Return only the number of lines in the entries below that hold the word "down".

• • • • • • •

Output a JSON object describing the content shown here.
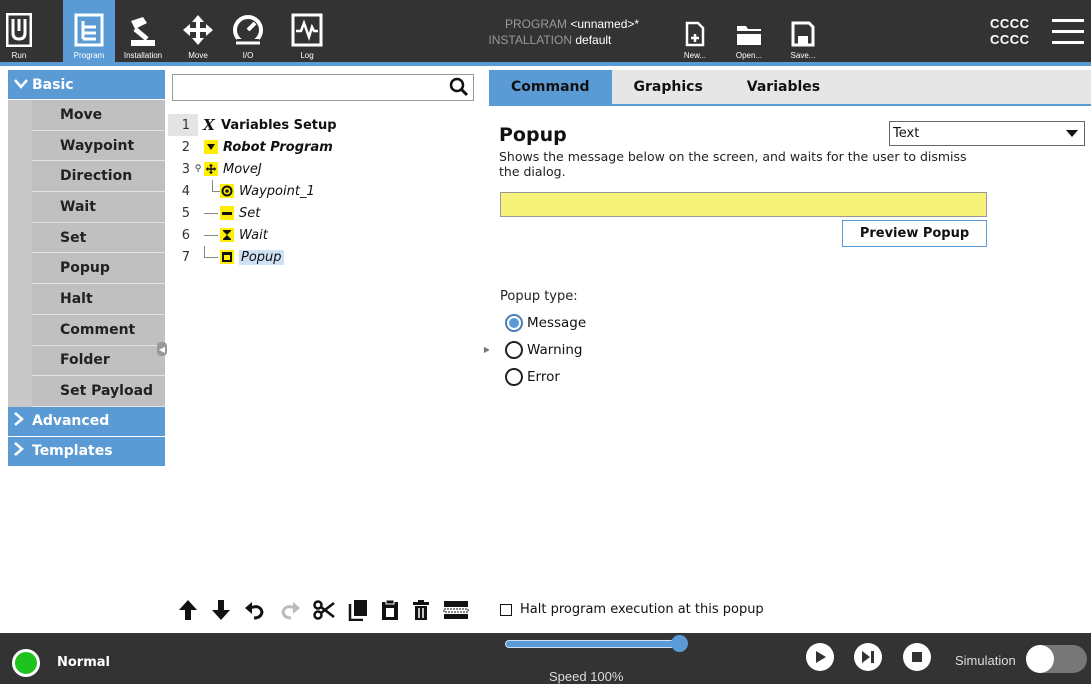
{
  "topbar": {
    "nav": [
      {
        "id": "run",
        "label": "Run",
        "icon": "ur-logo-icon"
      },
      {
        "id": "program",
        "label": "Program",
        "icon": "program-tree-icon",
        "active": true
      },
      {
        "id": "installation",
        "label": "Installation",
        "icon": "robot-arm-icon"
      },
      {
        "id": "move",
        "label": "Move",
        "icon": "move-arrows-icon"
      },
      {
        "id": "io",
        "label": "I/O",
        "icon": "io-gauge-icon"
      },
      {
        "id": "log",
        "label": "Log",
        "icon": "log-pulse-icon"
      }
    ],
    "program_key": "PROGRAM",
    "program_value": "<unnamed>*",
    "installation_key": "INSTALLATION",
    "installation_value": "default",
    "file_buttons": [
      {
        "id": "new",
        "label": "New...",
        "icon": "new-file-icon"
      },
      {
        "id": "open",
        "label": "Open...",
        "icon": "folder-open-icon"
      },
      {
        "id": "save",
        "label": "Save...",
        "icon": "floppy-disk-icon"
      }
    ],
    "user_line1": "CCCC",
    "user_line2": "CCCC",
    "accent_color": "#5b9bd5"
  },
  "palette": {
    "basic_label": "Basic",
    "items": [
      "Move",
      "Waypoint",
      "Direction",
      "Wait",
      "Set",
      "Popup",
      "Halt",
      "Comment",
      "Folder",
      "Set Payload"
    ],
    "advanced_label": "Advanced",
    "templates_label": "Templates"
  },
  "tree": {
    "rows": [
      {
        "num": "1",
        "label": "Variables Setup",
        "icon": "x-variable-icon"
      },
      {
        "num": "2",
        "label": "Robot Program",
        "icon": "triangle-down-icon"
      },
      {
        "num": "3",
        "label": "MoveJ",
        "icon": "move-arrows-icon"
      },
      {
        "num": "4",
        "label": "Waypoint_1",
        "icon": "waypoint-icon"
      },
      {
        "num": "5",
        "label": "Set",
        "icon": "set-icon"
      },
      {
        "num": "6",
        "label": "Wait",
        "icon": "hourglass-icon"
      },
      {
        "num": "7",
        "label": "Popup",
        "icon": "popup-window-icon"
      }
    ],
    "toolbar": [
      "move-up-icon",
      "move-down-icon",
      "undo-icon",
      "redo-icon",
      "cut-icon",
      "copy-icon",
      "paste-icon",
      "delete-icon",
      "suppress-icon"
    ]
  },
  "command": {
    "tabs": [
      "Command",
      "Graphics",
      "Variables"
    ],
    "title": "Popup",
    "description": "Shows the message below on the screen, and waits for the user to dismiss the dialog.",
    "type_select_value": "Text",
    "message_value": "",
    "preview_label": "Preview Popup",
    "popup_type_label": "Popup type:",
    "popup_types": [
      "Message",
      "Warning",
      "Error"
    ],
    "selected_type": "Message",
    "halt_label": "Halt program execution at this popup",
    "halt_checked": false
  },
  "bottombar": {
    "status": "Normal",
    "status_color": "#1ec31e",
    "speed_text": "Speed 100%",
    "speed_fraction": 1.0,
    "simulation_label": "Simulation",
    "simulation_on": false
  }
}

• • • • • • •

Final answer: 2